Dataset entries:
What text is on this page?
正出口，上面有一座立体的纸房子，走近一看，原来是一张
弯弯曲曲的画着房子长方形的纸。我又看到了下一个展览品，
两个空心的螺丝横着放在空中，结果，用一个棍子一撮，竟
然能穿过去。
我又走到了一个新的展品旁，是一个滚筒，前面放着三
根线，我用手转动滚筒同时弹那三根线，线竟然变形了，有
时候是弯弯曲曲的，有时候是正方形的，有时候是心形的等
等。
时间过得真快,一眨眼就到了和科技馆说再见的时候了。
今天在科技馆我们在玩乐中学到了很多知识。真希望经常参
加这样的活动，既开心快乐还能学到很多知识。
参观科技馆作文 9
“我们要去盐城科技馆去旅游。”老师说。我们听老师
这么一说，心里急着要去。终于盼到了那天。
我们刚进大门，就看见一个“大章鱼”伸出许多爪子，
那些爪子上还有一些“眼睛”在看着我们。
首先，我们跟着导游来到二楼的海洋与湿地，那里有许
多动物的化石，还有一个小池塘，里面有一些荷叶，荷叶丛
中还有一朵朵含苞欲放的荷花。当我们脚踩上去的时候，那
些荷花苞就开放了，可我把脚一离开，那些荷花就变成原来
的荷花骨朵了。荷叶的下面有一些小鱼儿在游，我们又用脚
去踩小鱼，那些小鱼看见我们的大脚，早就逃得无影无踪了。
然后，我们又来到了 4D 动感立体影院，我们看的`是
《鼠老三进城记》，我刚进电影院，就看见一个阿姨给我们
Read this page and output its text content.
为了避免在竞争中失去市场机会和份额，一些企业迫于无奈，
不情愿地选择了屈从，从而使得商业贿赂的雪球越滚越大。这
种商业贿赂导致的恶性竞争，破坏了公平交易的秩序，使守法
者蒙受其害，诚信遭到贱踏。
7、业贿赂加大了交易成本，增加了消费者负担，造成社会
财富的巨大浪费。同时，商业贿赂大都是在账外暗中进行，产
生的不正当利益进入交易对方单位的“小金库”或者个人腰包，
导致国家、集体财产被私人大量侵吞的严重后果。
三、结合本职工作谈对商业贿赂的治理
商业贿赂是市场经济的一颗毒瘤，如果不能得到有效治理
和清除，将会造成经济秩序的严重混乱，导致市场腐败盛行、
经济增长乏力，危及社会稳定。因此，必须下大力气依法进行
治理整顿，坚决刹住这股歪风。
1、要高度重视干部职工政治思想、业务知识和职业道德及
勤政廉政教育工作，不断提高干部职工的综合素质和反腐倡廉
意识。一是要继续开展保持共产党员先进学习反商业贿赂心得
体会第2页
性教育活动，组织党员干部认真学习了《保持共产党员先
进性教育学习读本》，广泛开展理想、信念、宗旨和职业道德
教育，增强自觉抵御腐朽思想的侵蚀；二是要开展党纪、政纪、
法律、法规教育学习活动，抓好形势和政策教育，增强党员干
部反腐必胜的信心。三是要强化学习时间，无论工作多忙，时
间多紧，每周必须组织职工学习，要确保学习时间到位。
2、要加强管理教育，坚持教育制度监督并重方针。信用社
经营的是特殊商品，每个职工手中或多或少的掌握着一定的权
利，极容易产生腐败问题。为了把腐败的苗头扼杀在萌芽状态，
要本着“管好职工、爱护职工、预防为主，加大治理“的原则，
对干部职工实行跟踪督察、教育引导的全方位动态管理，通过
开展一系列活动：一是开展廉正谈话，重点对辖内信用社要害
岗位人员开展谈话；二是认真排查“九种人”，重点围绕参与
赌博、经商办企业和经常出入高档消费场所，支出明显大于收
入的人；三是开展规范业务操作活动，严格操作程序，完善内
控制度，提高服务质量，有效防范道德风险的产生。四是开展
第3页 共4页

• **STATED PROBLEM**: Write out the full listing exactly as given.

• **EXERCISE OUTPUT**:
What text is on this page?
正出口，上面有一座立体的纸房子，走近一看，原来是一张
弯弯曲曲的画着房子长方形的纸。我又看到了下一个展览品，
两个空心的螺丝横着放在空中，结果，用一个棍子一撮，竟
然能穿过去。
我又走到了一个新的展品旁，是一个滚筒，前面放着三
根线，我用手转动滚筒同时弹那三根线，线竟然变形了，有
时候是弯弯曲曲的，有时候是正方形的，有时候是心形的等
等。
时间过得真快,一眨眼就到了和科技馆说再见的时候了。
今天在科技馆我们在玩乐中学到了很多知识。真希望经常参
加这样的活动，既开心快乐还能学到很多知识。
参观科技馆作文 9
“我们要去盐城科技馆去旅游。”老师说。我们听老师
这么一说，心里急着要去。终于盼到了那天。
我们刚进大门，就看见一个“大章鱼”伸出许多爪子，
那些爪子上还有一些“眼睛”在看着我们。
首先，我们跟着导游来到二楼的海洋与湿地，那里有许
多动物的化石，还有一个小池塘，里面有一些荷叶，荷叶丛
中还有一朵朵含苞欲放的荷花。当我们脚踩上去的时候，那
些荷花苞就开放了，可我把脚一离开，那些荷花就变成原来
的荷花骨朵了。荷叶的下面有一些小鱼儿在游，我们又用脚
去踩小鱼，那些小鱼看见我们的大脚，早就逃得无影无踪了。
然后，我们又来到了 4D 动感立体影院，我们看的`是
《鼠老三进城记》，我刚进电影院，就看见一个阿姨给我们
Read this page and output its text content.
为了避免在竞争中失去市场机会和份额，一些企业迫于无奈，
不情愿地选择了屈从，从而使得商业贿赂的雪球越滚越大。这
种商业贿赂导致的恶性竞争，破坏了公平交易的秩序，使守法
者蒙受其害，诚信遭到贱踏。
7、业贿赂加大了交易成本，增加了消费者负担，造成社会
财富的巨大浪费。同时，商业贿赂大都是在账外暗中进行，产
生的不正当利益进入交易对方单位的“小金库”或者个人腰包，
导致国家、集体财产被私人大量侵吞的严重后果。
三、结合本职工作谈对商业贿赂的治理
商业贿赂是市场经济的一颗毒瘤，如果不能得到有效治理
和清除，将会造成经济秩序的严重混乱，导致市场腐败盛行、
经济增长乏力，危及社会稳定。因此，必须下大力气依法进行
治理整顿，坚决刹住这股歪风。
1、要高度重视干部职工政治思想、业务知识和职业道德及
勤政廉政教育工作，不断提高干部职工的综合素质和反腐倡廉
意识。一是要继续开展保持共产党员先进学习反商业贿赂心得
体会第2页
性教育活动，组织党员干部认真学习了《保持共产党员先
进性教育学习读本》，广泛开展理想、信念、宗旨和职业道德
教育，增强自觉抵御腐朽思想的侵蚀；二是要开展党纪、政纪、
法律、法规教育学习活动，抓好形势和政策教育，增强党员干
部反腐必胜的信心。三是要强化学习时间，无论工作多忙，时
间多紧，每周必须组织职工学习，要确保学习时间到位。
2、要加强管理教育，坚持教育制度监督并重方针。信用社
经营的是特殊商品，每个职工手中或多或少的掌握着一定的权
利，极容易产生腐败问题。为了把腐败的苗头扼杀在萌芽状态，
要本着“管好职工、爱护职工、预防为主，加大治理“的原则，
对干部职工实行跟踪督察、教育引导的全方位动态管理，通过
开展一系列活动：一是开展廉正谈话，重点对辖内信用社要害
岗位人员开展谈话；二是认真排查“九种人”，重点围绕参与
赌博、经商办企业和经常出入高档消费场所，支出明显大于收
入的人；三是开展规范业务操作活动，严格操作程序，完善内
控制度，提高服务质量，有效防范道德风险的产生。四是开展
第3页 共4页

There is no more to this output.